Goal
Output the material beneath exactly, leaving nothing out.

Supplied records
* * *
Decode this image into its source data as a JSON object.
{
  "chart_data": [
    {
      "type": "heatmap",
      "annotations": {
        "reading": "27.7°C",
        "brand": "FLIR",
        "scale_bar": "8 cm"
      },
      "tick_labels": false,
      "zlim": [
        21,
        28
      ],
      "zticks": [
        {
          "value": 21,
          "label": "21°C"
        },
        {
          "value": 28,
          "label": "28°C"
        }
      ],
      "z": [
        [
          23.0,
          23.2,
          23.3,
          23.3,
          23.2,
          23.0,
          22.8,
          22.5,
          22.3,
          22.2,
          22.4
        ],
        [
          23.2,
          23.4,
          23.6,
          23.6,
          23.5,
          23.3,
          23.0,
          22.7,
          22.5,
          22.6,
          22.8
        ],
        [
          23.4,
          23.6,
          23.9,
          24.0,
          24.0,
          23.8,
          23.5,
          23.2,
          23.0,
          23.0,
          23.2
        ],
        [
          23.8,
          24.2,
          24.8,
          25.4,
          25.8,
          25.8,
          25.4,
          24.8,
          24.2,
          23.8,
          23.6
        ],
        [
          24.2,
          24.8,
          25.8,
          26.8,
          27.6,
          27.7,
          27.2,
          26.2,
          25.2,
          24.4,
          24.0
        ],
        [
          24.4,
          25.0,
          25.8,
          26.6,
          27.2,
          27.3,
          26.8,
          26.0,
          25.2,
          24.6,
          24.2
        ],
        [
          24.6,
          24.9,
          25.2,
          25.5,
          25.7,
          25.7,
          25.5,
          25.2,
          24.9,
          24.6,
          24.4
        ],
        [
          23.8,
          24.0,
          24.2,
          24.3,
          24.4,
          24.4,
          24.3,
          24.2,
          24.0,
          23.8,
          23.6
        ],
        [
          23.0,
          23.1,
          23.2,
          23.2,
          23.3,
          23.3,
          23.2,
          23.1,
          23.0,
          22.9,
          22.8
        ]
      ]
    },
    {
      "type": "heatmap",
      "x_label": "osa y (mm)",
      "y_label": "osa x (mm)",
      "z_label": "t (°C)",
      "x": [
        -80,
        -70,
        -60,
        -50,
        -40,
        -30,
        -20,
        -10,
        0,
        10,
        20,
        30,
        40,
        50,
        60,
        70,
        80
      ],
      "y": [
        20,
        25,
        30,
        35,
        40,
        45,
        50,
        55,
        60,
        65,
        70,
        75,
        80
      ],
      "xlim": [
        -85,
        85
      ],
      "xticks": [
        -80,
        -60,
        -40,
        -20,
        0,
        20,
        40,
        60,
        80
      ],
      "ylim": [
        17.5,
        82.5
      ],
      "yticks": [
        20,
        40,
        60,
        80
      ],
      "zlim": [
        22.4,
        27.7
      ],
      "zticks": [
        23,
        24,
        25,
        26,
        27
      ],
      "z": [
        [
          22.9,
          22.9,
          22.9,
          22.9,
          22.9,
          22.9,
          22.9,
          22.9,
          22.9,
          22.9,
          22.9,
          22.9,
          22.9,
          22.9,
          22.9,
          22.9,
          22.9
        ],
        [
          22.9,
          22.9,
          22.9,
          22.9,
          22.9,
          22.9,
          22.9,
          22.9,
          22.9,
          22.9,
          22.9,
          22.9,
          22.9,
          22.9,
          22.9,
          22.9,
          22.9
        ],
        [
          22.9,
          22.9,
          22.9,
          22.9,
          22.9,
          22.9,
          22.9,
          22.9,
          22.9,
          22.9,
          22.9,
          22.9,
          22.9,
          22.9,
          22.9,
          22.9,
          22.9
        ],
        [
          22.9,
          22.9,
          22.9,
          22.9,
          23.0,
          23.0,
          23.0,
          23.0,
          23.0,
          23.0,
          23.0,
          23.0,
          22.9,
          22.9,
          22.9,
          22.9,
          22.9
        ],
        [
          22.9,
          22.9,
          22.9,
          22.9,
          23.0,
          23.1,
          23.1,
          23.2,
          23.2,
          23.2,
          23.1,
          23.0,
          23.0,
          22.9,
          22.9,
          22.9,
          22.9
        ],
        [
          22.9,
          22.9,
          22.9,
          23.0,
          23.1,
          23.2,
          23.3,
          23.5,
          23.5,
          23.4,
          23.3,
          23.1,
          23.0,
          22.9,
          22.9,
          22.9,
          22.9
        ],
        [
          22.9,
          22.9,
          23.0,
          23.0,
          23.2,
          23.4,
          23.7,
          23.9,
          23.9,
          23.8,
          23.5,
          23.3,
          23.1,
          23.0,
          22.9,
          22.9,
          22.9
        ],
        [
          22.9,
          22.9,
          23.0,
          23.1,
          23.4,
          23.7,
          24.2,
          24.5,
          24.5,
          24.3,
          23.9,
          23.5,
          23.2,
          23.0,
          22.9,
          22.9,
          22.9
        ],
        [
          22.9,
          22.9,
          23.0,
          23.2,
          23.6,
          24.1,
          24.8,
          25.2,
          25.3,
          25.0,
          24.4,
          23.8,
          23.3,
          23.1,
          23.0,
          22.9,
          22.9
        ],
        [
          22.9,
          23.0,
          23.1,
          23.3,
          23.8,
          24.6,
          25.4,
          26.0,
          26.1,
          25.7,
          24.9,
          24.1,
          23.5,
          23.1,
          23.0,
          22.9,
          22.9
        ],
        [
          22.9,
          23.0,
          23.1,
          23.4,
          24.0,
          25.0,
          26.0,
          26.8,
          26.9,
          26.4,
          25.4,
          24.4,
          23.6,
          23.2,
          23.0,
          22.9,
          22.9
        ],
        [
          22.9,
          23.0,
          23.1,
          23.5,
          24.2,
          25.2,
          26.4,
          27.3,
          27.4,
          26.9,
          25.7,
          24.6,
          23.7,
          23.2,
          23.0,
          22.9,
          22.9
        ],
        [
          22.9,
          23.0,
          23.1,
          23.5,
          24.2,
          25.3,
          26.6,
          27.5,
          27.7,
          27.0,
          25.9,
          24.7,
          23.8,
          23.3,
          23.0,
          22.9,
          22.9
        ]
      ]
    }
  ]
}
* * *
Result of the exercise
Decode this image into its source data as a JSON object.
{
  "chart_data": [
    {
      "type": "heatmap",
      "annotations": {
        "reading": "27.7°C",
        "brand": "FLIR",
        "scale_bar": "8 cm"
      },
      "tick_labels": false,
      "zlim": [
        21,
        28
      ],
      "zticks": [
        {
          "value": 21,
          "label": "21°C"
        },
        {
          "value": 28,
          "label": "28°C"
        }
      ],
      "z": [
        [
          23.0,
          23.2,
          23.3,
          23.3,
          23.2,
          23.0,
          22.8,
          22.5,
          22.3,
          22.2,
          22.4
        ],
        [
          23.2,
          23.4,
          23.6,
          23.6,
          23.5,
          23.3,
          23.0,
          22.7,
          22.5,
          22.6,
          22.8
        ],
        [
          23.4,
          23.6,
          23.9,
          24.0,
          24.0,
          23.8,
          23.5,
          23.2,
          23.0,
          23.0,
          23.2
        ],
        [
          23.8,
          24.2,
          24.8,
          25.4,
          25.8,
          25.8,
          25.4,
          24.8,
          24.2,
          23.8,
          23.6
        ],
        [
          24.2,
          24.8,
          25.8,
          26.8,
          27.6,
          27.7,
          27.2,
          26.2,
          25.2,
          24.4,
          24.0
        ],
        [
          24.4,
          25.0,
          25.8,
          26.6,
          27.2,
          27.3,
          26.8,
          26.0,
          25.2,
          24.6,
          24.2
        ],
        [
          24.6,
          24.9,
          25.2,
          25.5,
          25.7,
          25.7,
          25.5,
          25.2,
          24.9,
          24.6,
          24.4
        ],
        [
          23.8,
          24.0,
          24.2,
          24.3,
          24.4,
          24.4,
          24.3,
          24.2,
          24.0,
          23.8,
          23.6
        ],
        [
          23.0,
          23.1,
          23.2,
          23.2,
          23.3,
          23.3,
          23.2,
          23.1,
          23.0,
          22.9,
          22.8
        ]
      ]
    },
    {
      "type": "heatmap",
      "x_label": "osa y (mm)",
      "y_label": "osa x (mm)",
      "z_label": "t (°C)",
      "x": [
        -80,
        -70,
        -60,
        -50,
        -40,
        -30,
        -20,
        -10,
        0,
        10,
        20,
        30,
        40,
        50,
        60,
        70,
        80
      ],
      "y": [
        20,
        25,
        30,
        35,
        40,
        45,
        50,
        55,
        60,
        65,
        70,
        75,
        80
      ],
      "xlim": [
        -85,
        85
      ],
      "xticks": [
        -80,
        -60,
        -40,
        -20,
        0,
        20,
        40,
        60,
        80
      ],
      "ylim": [
        17.5,
        82.5
      ],
      "yticks": [
        20,
        40,
        60,
        80
      ],
      "zlim": [
        22.4,
        27.7
      ],
      "zticks": [
        23,
        24,
        25,
        26,
        27
      ],
      "z": [
        [
          22.9,
          22.9,
          22.9,
          22.9,
          22.9,
          22.9,
          22.9,
          22.9,
          22.9,
          22.9,
          22.9,
          22.9,
          22.9,
          22.9,
          22.9,
          22.9,
          22.9
        ],
        [
          22.9,
          22.9,
          22.9,
          22.9,
          22.9,
          22.9,
          22.9,
          22.9,
          22.9,
          22.9,
          22.9,
          22.9,
          22.9,
          22.9,
          22.9,
          22.9,
          22.9
        ],
        [
          22.9,
          22.9,
          22.9,
          22.9,
          22.9,
          22.9,
          22.9,
          22.9,
          22.9,
          22.9,
          22.9,
          22.9,
          22.9,
          22.9,
          22.9,
          22.9,
          22.9
        ],
        [
          22.9,
          22.9,
          22.9,
          22.9,
          23.0,
          23.0,
          23.0,
          23.0,
          23.0,
          23.0,
          23.0,
          23.0,
          22.9,
          22.9,
          22.9,
          22.9,
          22.9
        ],
        [
          22.9,
          22.9,
          22.9,
          22.9,
          23.0,
          23.1,
          23.1,
          23.2,
          23.2,
          23.2,
          23.1,
          23.0,
          23.0,
          22.9,
          22.9,
          22.9,
          22.9
        ],
        [
          22.9,
          22.9,
          22.9,
          23.0,
          23.1,
          23.2,
          23.3,
          23.5,
          23.5,
          23.4,
          23.3,
          23.1,
          23.0,
          22.9,
          22.9,
          22.9,
          22.9
        ],
        [
          22.9,
          22.9,
          23.0,
          23.0,
          23.2,
          23.4,
          23.7,
          23.9,
          23.9,
          23.8,
          23.5,
          23.3,
          23.1,
          23.0,
          22.9,
          22.9,
          22.9
        ],
        [
          22.9,
          22.9,
          23.0,
          23.1,
          23.4,
          23.7,
          24.2,
          24.5,
          24.5,
          24.3,
          23.9,
          23.5,
          23.2,
          23.0,
          22.9,
          22.9,
          22.9
        ],
        [
          22.9,
          22.9,
          23.0,
          23.2,
          23.6,
          24.1,
          24.8,
          25.2,
          25.3,
          25.0,
          24.4,
          23.8,
          23.3,
          23.1,
          23.0,
          22.9,
          22.9
        ],
        [
          22.9,
          23.0,
          23.1,
          23.3,
          23.8,
          24.6,
          25.4,
          26.0,
          26.1,
          25.7,
          24.9,
          24.1,
          23.5,
          23.1,
          23.0,
          22.9,
          22.9
        ],
        [
          22.9,
          23.0,
          23.1,
          23.4,
          24.0,
          25.0,
          26.0,
          26.8,
          26.9,
          26.4,
          25.4,
          24.4,
          23.6,
          23.2,
          23.0,
          22.9,
          22.9
        ],
        [
          22.9,
          23.0,
          23.1,
          23.5,
          24.2,
          25.2,
          26.4,
          27.3,
          27.4,
          26.9,
          25.7,
          24.6,
          23.7,
          23.2,
          23.0,
          22.9,
          22.9
        ],
        [
          22.9,
          23.0,
          23.1,
          23.5,
          24.2,
          25.3,
          26.6,
          27.5,
          27.7,
          27.0,
          25.9,
          24.7,
          23.8,
          23.3,
          23.0,
          22.9,
          22.9
        ]
      ]
    }
  ]
}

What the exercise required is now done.